⟨

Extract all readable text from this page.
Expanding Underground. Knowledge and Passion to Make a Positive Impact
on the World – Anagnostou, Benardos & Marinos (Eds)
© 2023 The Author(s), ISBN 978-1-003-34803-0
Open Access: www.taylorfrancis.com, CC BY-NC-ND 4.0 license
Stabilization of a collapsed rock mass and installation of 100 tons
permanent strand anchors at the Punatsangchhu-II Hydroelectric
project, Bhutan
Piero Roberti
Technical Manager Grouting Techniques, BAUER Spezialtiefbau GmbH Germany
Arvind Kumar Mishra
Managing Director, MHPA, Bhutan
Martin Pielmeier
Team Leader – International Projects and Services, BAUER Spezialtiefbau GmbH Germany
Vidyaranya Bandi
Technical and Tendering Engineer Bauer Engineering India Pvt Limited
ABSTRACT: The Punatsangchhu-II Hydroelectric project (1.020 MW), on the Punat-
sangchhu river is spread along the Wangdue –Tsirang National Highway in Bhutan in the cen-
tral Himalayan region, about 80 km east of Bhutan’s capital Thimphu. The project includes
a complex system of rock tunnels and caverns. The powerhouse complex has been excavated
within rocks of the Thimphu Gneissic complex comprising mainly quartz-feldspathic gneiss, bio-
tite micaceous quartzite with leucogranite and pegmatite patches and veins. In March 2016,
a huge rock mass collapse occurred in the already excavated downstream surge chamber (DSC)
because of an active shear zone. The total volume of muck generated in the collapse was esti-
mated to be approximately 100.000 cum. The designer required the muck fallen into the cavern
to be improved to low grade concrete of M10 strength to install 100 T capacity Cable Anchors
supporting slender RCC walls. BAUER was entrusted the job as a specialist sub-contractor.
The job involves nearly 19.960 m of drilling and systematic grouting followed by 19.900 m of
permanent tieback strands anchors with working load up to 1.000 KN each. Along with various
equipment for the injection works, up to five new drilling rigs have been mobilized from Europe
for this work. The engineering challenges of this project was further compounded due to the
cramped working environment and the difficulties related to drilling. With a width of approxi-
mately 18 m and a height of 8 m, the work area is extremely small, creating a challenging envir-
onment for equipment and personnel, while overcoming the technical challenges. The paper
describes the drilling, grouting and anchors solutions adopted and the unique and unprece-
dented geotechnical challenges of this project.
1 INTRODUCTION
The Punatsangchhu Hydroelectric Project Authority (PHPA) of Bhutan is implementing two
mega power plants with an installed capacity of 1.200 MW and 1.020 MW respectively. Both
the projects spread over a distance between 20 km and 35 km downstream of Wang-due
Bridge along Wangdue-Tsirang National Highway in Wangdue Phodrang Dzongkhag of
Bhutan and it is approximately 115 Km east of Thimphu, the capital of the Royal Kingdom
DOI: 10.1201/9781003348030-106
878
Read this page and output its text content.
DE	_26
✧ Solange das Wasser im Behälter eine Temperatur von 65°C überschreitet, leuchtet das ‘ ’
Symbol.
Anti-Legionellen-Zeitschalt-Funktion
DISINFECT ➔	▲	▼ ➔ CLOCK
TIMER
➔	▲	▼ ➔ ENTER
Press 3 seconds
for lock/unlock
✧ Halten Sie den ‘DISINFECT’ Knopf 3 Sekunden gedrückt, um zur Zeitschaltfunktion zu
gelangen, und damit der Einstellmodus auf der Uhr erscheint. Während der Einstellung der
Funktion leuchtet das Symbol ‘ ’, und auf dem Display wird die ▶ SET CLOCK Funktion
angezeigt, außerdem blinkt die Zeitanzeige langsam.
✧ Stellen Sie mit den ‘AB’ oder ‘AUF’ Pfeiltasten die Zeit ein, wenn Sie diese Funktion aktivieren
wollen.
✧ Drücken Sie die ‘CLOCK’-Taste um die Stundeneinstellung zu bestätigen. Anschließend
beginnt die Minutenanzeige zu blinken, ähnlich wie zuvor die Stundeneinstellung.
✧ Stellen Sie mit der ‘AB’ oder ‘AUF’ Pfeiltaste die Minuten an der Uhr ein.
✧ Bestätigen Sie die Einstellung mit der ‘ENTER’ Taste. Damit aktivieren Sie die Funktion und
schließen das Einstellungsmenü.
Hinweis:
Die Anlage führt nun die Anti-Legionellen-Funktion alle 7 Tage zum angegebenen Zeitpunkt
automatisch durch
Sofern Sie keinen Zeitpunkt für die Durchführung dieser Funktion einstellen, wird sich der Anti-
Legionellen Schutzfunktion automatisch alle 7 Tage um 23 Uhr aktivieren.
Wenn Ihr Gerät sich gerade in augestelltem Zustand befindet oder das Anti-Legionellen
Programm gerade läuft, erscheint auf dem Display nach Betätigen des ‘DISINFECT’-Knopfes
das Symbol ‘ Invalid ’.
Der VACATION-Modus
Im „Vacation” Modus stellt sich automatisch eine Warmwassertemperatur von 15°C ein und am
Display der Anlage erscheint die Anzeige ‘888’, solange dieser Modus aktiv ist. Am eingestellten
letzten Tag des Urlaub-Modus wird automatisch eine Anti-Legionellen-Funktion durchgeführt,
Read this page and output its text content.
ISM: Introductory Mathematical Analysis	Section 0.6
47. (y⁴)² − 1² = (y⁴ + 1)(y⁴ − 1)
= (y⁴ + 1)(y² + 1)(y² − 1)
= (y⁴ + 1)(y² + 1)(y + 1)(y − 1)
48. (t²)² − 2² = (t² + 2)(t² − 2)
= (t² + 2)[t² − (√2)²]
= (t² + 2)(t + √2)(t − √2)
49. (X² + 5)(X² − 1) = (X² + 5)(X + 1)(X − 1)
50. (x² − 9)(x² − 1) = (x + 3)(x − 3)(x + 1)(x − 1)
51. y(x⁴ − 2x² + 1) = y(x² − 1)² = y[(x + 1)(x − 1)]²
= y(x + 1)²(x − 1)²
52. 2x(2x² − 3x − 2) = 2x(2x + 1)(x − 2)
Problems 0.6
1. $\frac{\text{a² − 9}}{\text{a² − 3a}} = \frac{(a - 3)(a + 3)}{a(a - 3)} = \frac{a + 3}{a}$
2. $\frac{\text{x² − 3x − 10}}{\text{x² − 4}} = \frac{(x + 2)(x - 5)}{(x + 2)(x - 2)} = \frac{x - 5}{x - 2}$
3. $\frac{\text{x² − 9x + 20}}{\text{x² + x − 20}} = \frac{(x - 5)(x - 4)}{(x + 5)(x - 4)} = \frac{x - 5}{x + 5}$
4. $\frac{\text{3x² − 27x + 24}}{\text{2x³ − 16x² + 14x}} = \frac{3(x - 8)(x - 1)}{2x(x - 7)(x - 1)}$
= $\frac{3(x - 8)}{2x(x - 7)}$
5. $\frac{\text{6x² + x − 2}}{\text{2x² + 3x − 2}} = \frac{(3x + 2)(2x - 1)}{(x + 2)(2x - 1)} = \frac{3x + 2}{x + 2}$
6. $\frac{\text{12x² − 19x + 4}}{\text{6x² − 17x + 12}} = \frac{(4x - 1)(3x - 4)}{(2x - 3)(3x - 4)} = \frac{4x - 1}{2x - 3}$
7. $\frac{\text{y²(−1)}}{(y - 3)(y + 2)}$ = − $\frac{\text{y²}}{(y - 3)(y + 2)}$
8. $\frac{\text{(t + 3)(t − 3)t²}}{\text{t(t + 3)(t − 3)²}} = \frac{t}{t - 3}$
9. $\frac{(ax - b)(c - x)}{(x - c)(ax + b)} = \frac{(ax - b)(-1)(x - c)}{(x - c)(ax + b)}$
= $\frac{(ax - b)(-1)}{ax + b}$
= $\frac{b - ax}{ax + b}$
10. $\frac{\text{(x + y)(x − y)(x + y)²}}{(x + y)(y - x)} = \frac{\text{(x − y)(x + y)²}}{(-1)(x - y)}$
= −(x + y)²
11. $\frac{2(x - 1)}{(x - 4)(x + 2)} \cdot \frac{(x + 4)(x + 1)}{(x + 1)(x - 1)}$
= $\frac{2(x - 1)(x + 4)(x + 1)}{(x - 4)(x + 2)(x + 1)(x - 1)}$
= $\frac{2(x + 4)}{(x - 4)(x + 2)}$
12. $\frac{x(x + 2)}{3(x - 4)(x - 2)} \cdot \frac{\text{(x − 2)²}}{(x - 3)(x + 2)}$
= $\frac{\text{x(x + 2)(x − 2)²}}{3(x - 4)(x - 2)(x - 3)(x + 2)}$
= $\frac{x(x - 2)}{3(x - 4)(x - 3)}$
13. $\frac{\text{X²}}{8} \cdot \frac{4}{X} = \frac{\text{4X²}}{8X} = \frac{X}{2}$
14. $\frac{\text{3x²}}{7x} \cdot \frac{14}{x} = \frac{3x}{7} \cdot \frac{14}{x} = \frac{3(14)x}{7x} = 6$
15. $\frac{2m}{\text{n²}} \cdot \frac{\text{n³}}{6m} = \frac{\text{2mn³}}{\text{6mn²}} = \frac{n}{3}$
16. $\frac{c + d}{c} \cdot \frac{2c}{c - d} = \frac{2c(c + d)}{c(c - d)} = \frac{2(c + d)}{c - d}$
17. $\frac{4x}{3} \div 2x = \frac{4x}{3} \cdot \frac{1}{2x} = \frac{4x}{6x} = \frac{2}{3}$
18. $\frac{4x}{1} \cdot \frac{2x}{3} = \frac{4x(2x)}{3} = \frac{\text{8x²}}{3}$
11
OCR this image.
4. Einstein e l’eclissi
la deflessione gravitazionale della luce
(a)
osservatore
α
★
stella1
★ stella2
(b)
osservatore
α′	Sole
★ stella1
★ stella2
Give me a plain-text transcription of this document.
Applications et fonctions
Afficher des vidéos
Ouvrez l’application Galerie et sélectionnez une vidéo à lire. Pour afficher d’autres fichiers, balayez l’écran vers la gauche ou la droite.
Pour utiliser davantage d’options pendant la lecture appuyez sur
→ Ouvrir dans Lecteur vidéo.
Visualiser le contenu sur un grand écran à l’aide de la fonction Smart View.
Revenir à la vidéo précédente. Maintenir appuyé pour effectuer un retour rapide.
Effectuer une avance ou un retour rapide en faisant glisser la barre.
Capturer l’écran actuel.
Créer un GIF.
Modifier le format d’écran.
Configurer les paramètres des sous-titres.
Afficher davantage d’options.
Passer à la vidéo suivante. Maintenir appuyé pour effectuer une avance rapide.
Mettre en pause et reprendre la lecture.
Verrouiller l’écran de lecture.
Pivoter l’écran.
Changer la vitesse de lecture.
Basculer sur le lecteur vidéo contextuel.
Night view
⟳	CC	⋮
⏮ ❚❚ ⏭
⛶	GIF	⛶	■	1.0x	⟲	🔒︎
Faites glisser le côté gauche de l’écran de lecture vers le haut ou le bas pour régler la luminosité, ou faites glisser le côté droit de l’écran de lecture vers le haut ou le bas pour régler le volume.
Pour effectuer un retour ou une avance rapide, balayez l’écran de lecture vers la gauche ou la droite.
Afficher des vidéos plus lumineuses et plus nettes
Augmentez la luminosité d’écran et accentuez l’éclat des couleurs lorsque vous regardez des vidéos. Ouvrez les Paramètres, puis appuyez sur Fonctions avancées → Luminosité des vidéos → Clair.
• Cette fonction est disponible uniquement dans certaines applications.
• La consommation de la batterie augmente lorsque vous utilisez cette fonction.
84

⟩

__OBJECTIVE__
How many of the lines above hold "lorsque"? Answer with only the number.

__EXPECTED ANSWER__
2